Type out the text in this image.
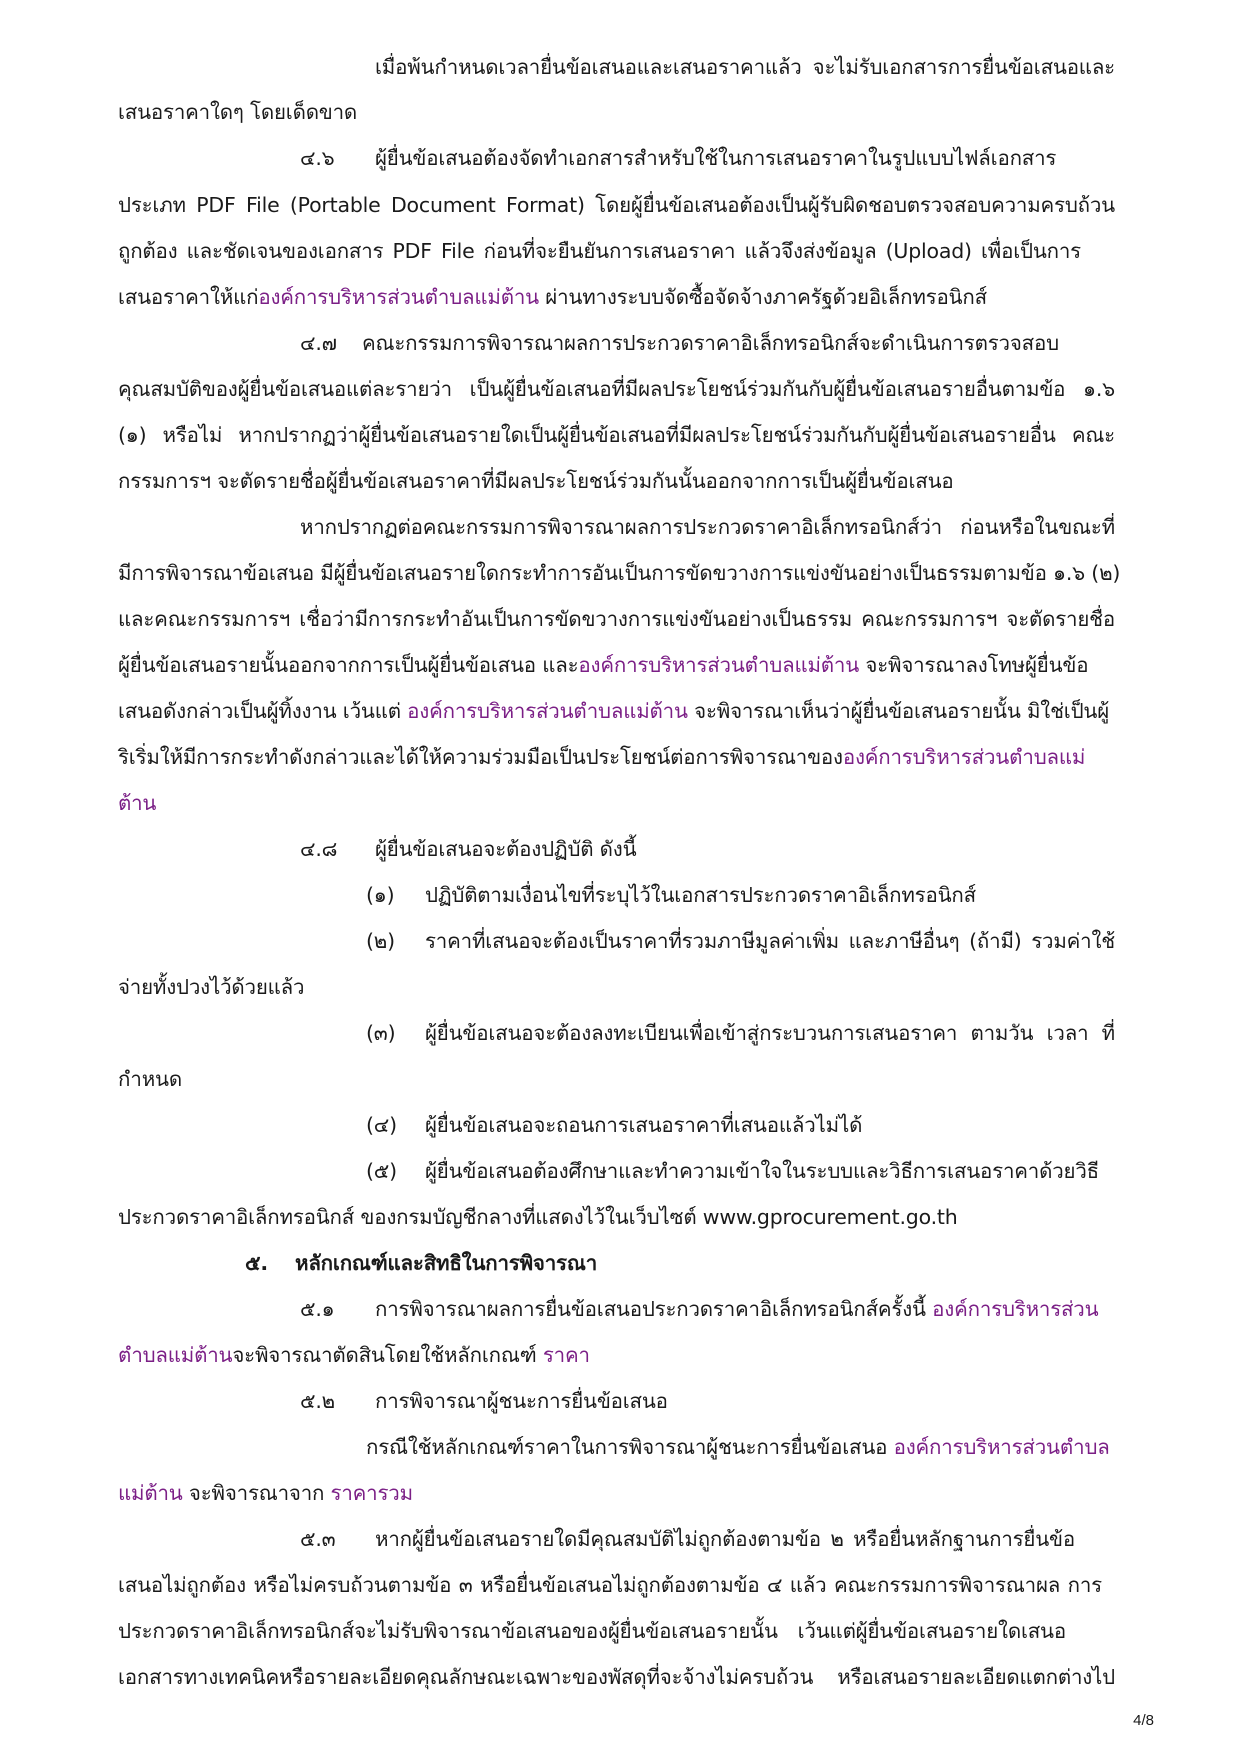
เมื่อพ้นกำหนดเวลายื่นข้อเสนอและเสนอราคาแล้ว จะไม่รับเอกสารการยื่นข้อเสนอและ
เสนอราคาใดๆ โดยเด็ดขาด
๔.๖ ผู้ยื่นข้อเสนอต้องจัดทำเอกสารสำหรับใช้ในการเสนอราคาในรูปแบบไฟล์เอกสาร
ประเภท PDF File (Portable Document Format) โดยผู้ยื่นข้อเสนอต้องเป็นผู้รับผิดชอบตรวจสอบความครบถ้วน
ถูกต้อง และชัดเจนของเอกสาร PDF File ก่อนที่จะยืนยันการเสนอราคา แล้วจึงส่งข้อมูล (Upload) เพื่อเป็นการ
เสนอราคาให้แก่องค์การบริหารส่วนตำบลแม่ต้าน ผ่านทางระบบจัดซื้อจัดจ้างภาครัฐด้วยอิเล็กทรอนิกส์
๔.๗ คณะกรรมการพิจารณาผลการประกวดราคาอิเล็กทรอนิกส์จะดำเนินการตรวจสอบ
คุณสมบัติของผู้ยื่นข้อเสนอแต่ละรายว่า เป็นผู้ยื่นข้อเสนอที่มีผลประโยชน์ร่วมกันกับผู้ยื่นข้อเสนอรายอื่นตามข้อ ๑.๖
(๑) หรือไม่ หากปรากฏว่าผู้ยื่นข้อเสนอรายใดเป็นผู้ยื่นข้อเสนอที่มีผลประโยชน์ร่วมกันกับผู้ยื่นข้อเสนอรายอื่น คณะ
กรรมการฯ จะตัดรายชื่อผู้ยื่นข้อเสนอราคาที่มีผลประโยชน์ร่วมกันนั้นออกจากการเป็นผู้ยื่นข้อเสนอ
หากปรากฏต่อคณะกรรมการพิจารณาผลการประกวดราคาอิเล็กทรอนิกส์ว่า ก่อนหรือในขณะที่
มีการพิจารณาข้อเสนอ มีผู้ยื่นข้อเสนอรายใดกระทำการอันเป็นการขัดขวางการแข่งขันอย่างเป็นธรรมตามข้อ ๑.๖ (๒)
และคณะกรรมการฯ เชื่อว่ามีการกระทำอันเป็นการขัดขวางการแข่งขันอย่างเป็นธรรม คณะกรรมการฯ จะตัดรายชื่อ
ผู้ยื่นข้อเสนอรายนั้นออกจากการเป็นผู้ยื่นข้อเสนอ และองค์การบริหารส่วนตำบลแม่ต้าน จะพิจารณาลงโทษผู้ยื่นข้อ
เสนอดังกล่าวเป็นผู้ทิ้งงาน เว้นแต่ องค์การบริหารส่วนตำบลแม่ต้าน จะพิจารณาเห็นว่าผู้ยื่นข้อเสนอรายนั้น มิใช่เป็นผู้
ริเริ่มให้มีการกระทำดังกล่าวและได้ให้ความร่วมมือเป็นประโยชน์ต่อการพิจารณาขององค์การบริหารส่วนตำบลแม่
ต้าน
๔.๘ ผู้ยื่นข้อเสนอจะต้องปฏิบัติ ดังนี้
(๑) ปฏิบัติตามเงื่อนไขที่ระบุไว้ในเอกสารประกวดราคาอิเล็กทรอนิกส์
(๒) ราคาที่เสนอจะต้องเป็นราคาที่รวมภาษีมูลค่าเพิ่ม และภาษีอื่นๆ (ถ้ามี) รวมค่าใช้
จ่ายทั้งปวงไว้ด้วยแล้ว
(๓) ผู้ยื่นข้อเสนอจะต้องลงทะเบียนเพื่อเข้าสู่กระบวนการเสนอราคา ตามวัน เวลา ที่
กำหนด
(๔) ผู้ยื่นข้อเสนอจะถอนการเสนอราคาที่เสนอแล้วไม่ได้
(๕) ผู้ยื่นข้อเสนอต้องศึกษาและทำความเข้าใจในระบบและวิธีการเสนอราคาด้วยวิธี
ประกวดราคาอิเล็กทรอนิกส์ ของกรมบัญชีกลางที่แสดงไว้ในเว็บไซต์ www.gprocurement.go.th
๕. หลักเกณฑ์และสิทธิในการพิจารณา
๕.๑ การพิจารณาผลการยื่นข้อเสนอประกวดราคาอิเล็กทรอนิกส์ครั้งนี้ องค์การบริหารส่วน
ตำบลแม่ต้านจะพิจารณาตัดสินโดยใช้หลักเกณฑ์ ราคา
๕.๒ การพิจารณาผู้ชนะการยื่นข้อเสนอ
กรณีใช้หลักเกณฑ์ราคาในการพิจารณาผู้ชนะการยื่นข้อเสนอ องค์การบริหารส่วนตำบล
แม่ต้าน จะพิจารณาจาก ราคารวม
๕.๓ หากผู้ยื่นข้อเสนอรายใดมีคุณสมบัติไม่ถูกต้องตามข้อ ๒ หรือยื่นหลักฐานการยื่นข้อ
เสนอไม่ถูกต้อง หรือไม่ครบถ้วนตามข้อ ๓ หรือยื่นข้อเสนอไม่ถูกต้องตามข้อ ๔ แล้ว คณะกรรมการพิจารณาผล การ
ประกวดราคาอิเล็กทรอนิกส์จะไม่รับพิจารณาข้อเสนอของผู้ยื่นข้อเสนอรายนั้น เว้นแต่ผู้ยื่นข้อเสนอรายใดเสนอ
เอกสารทางเทคนิคหรือรายละเอียดคุณลักษณะเฉพาะของพัสดุที่จะจ้างไม่ครบถ้วน หรือเสนอรายละเอียดแตกต่างไป
4/8
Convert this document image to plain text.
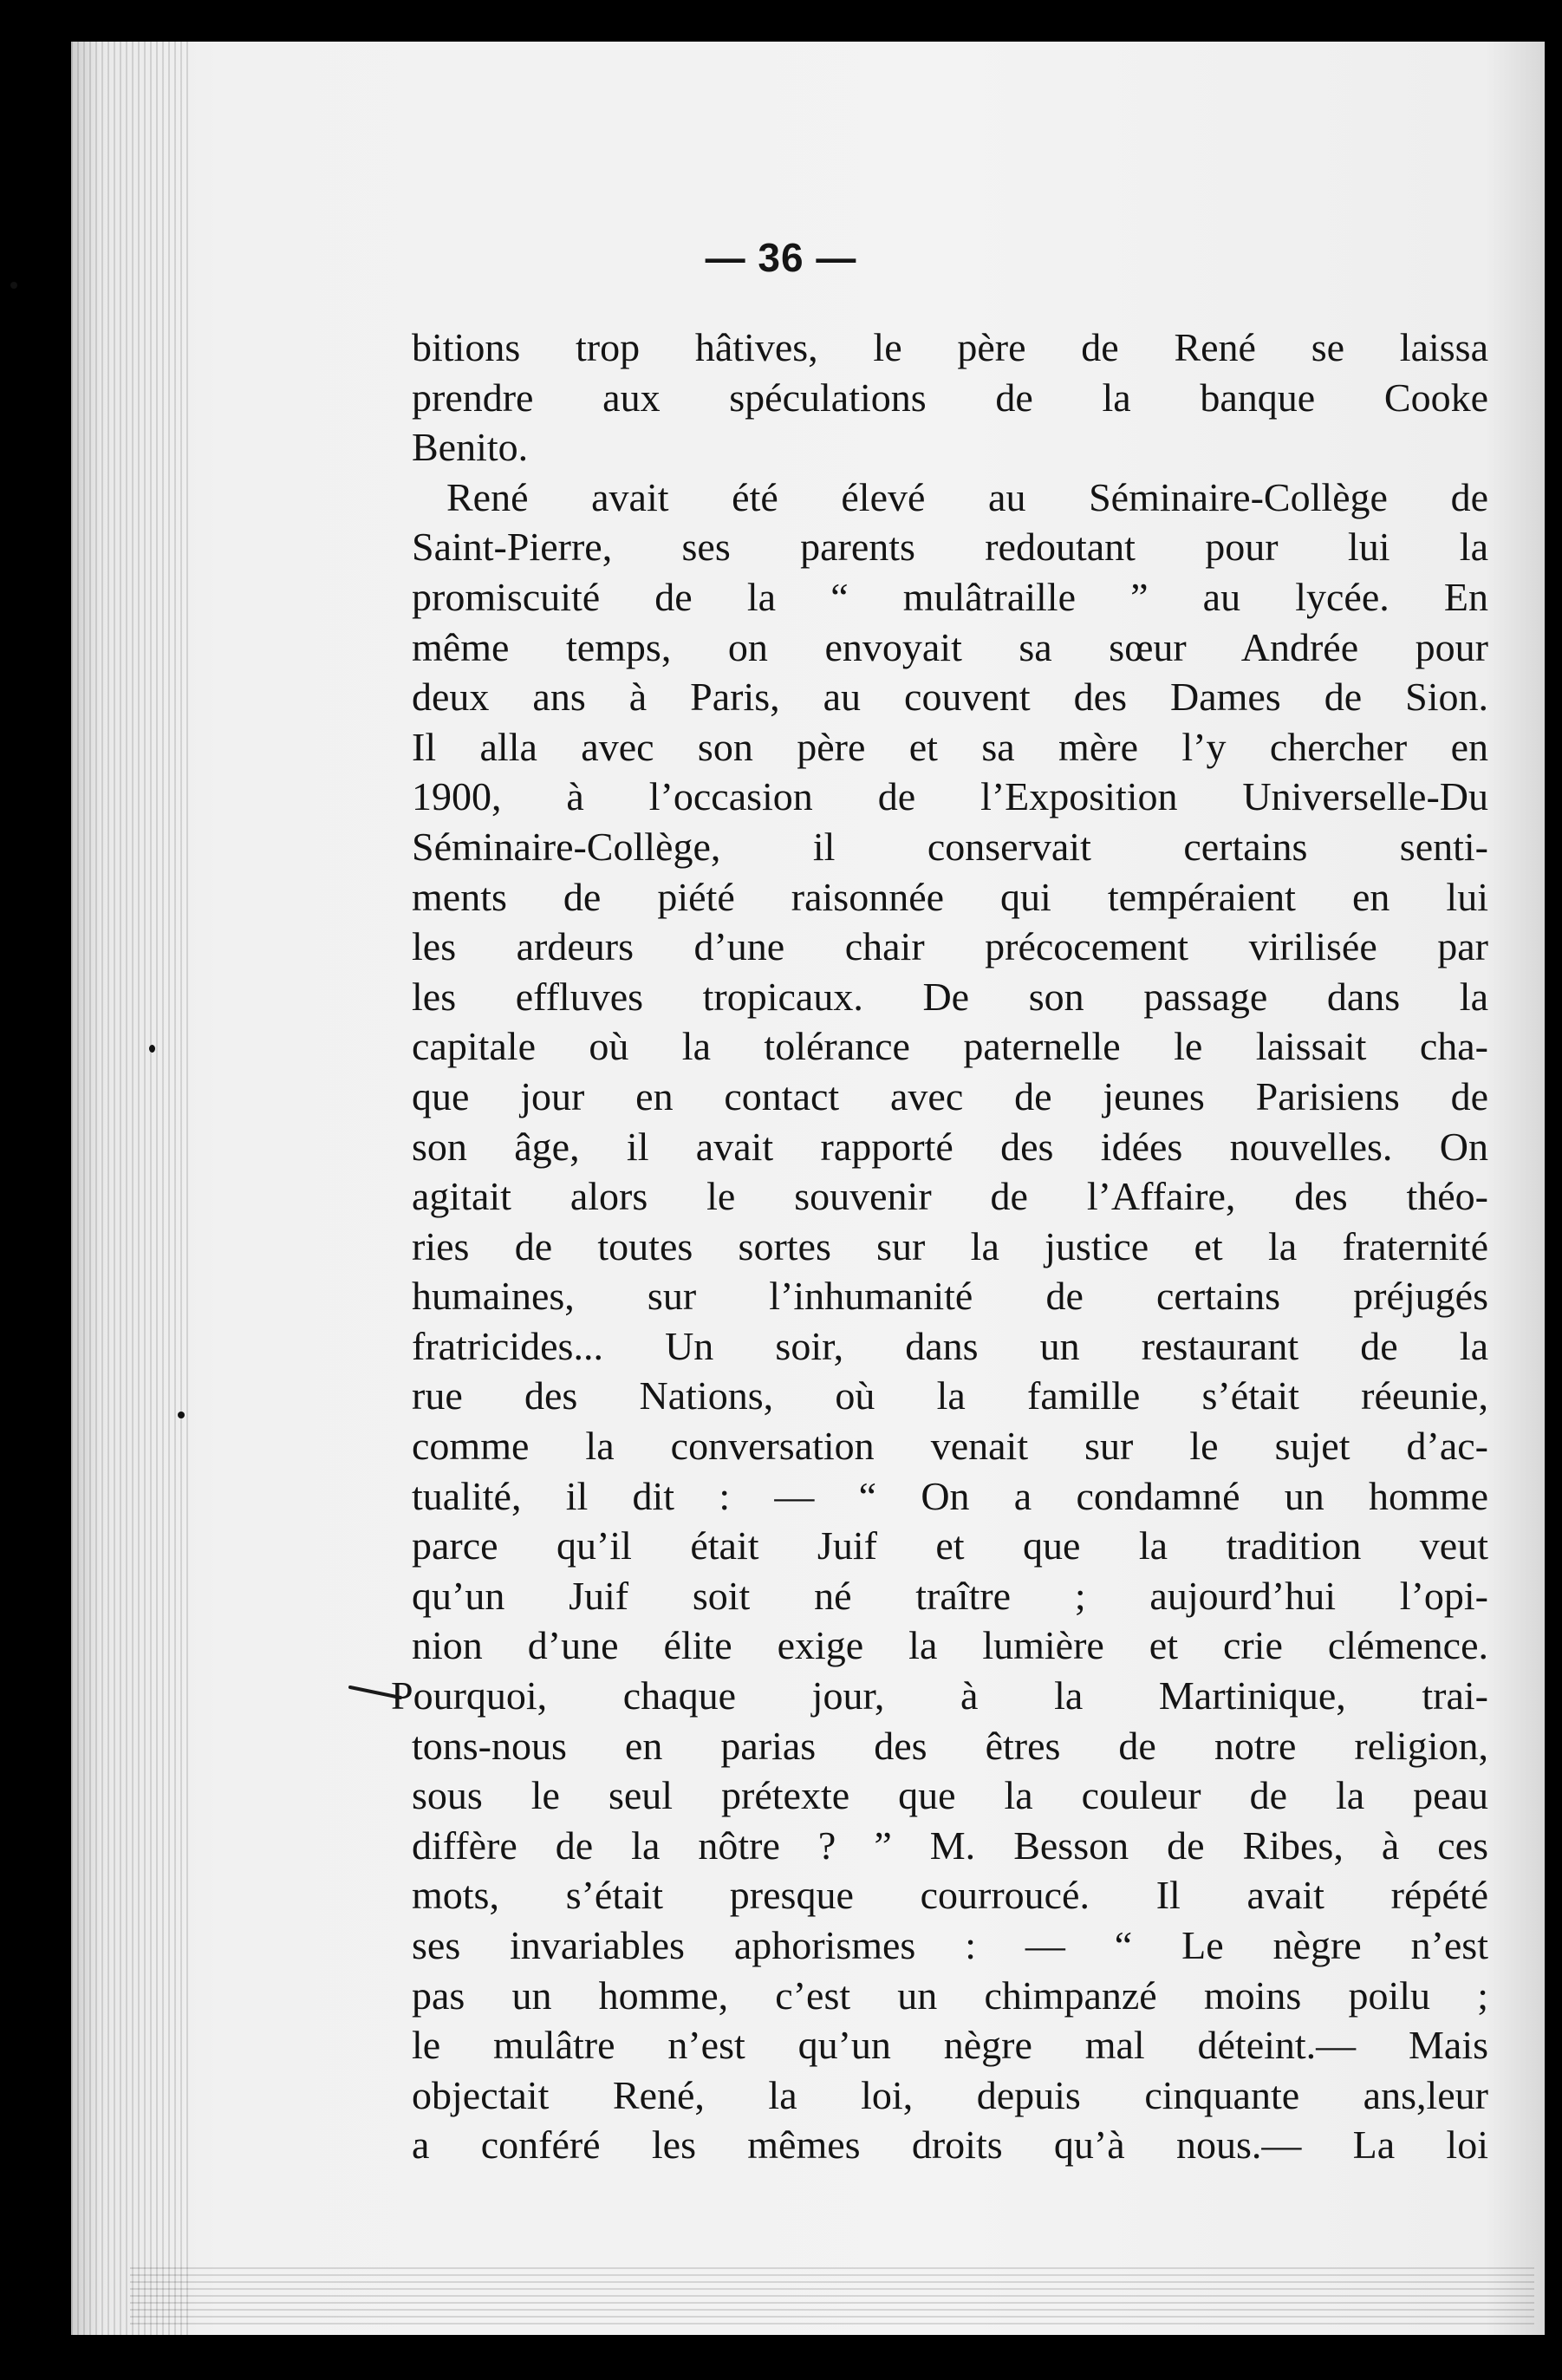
— 36 —
bitions trop hâtives, le père de René se laissa
prendre aux spéculations de la banque Cooke
Benito.
René avait été élevé au Séminaire-Collège de
Saint-Pierre, ses parents redoutant pour lui la
promiscuité de la “ mulâtraille ” au lycée. En
même temps, on envoyait sa sœur Andrée pour
deux ans à Paris, au couvent des Dames de Sion.
Il alla avec son père et sa mère l’y chercher en
1900, à l’occasion de l’Exposition Universelle-Du
Séminaire-Collège, il conservait certains senti-
ments de piété raisonnée qui tempéraient en lui
les ardeurs d’une chair précocement virilisée par
les effluves tropicaux. De son passage dans la
capitale où la tolérance paternelle le laissait cha-
que jour en contact avec de jeunes Parisiens de
son âge, il avait rapporté des idées nouvelles. On
agitait alors le souvenir de l’Affaire, des théo-
ries de toutes sortes sur la justice et la fraternité
humaines, sur l’inhumanité de certains préjugés
fratricides... Un soir, dans un restaurant de la
rue des Nations, où la famille s’était réeunie,
comme la conversation venait sur le sujet d’ac-
tualité, il dit : — “ On a condamné un homme
parce qu’il était Juif et que la tradition veut
qu’un Juif soit né traître ; aujourd’hui l’opi-
nion d’une élite exige la lumière et crie clémence.
Pourquoi, chaque jour, à la Martinique, trai-
tons-nous en parias des êtres de notre religion,
sous le seul prétexte que la couleur de la peau
diffère de la nôtre ? ” M. Besson de Ribes, à ces
mots, s’était presque courroucé. Il avait répété
ses invariables aphorismes : — “ Le nègre n’est
pas un homme, c’est un chimpanzé moins poilu ;
le mulâtre n’est qu’un nègre mal déteint.— Mais
objectait René, la loi, depuis cinquante ans,leur
a conféré les mêmes droits qu’à nous.— La loi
--------------------------------------------------
## [Task brief]
Find and copy each line above that includes the string "René".

## [Output of the exercise]
bitions trop hâtives, le père de René se laissa
René avait été élevé au Séminaire-Collège de
objectait René, la loi, depuis cinquante ans,leur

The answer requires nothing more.